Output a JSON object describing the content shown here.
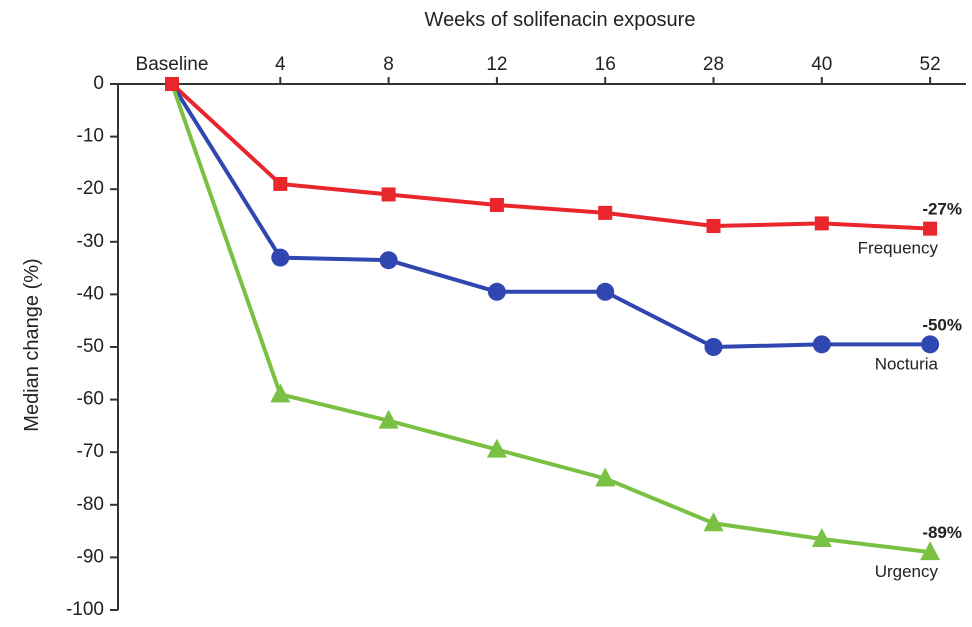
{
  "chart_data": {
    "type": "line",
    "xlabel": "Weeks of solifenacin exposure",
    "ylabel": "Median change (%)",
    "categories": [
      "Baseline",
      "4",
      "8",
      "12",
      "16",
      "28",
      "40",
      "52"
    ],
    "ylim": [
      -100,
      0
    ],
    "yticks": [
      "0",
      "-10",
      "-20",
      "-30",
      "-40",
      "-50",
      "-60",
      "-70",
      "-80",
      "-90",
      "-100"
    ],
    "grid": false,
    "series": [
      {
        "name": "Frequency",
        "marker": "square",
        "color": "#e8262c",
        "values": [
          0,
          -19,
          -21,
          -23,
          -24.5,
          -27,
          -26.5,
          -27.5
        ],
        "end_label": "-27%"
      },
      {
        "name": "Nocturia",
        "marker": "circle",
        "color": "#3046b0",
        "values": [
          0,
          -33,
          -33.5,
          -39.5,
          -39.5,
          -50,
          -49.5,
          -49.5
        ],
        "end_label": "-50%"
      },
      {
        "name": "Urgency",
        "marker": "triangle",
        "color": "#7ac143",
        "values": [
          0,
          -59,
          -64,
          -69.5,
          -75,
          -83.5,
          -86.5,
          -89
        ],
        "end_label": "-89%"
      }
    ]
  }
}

**Stated task:** Skip the pictures, then retype every line above exactly.

**The response:**
Output a JSON object describing the content shown here.
{
  "chart_data": {
    "type": "line",
    "xlabel": "Weeks of solifenacin exposure",
    "ylabel": "Median change (%)",
    "categories": [
      "Baseline",
      "4",
      "8",
      "12",
      "16",
      "28",
      "40",
      "52"
    ],
    "ylim": [
      -100,
      0
    ],
    "yticks": [
      "0",
      "-10",
      "-20",
      "-30",
      "-40",
      "-50",
      "-60",
      "-70",
      "-80",
      "-90",
      "-100"
    ],
    "grid": false,
    "series": [
      {
        "name": "Frequency",
        "marker": "square",
        "color": "#e8262c",
        "values": [
          0,
          -19,
          -21,
          -23,
          -24.5,
          -27,
          -26.5,
          -27.5
        ],
        "end_label": "-27%"
      },
      {
        "name": "Nocturia",
        "marker": "circle",
        "color": "#3046b0",
        "values": [
          0,
          -33,
          -33.5,
          -39.5,
          -39.5,
          -50,
          -49.5,
          -49.5
        ],
        "end_label": "-50%"
      },
      {
        "name": "Urgency",
        "marker": "triangle",
        "color": "#7ac143",
        "values": [
          0,
          -59,
          -64,
          -69.5,
          -75,
          -83.5,
          -86.5,
          -89
        ],
        "end_label": "-89%"
      }
    ]
  }
}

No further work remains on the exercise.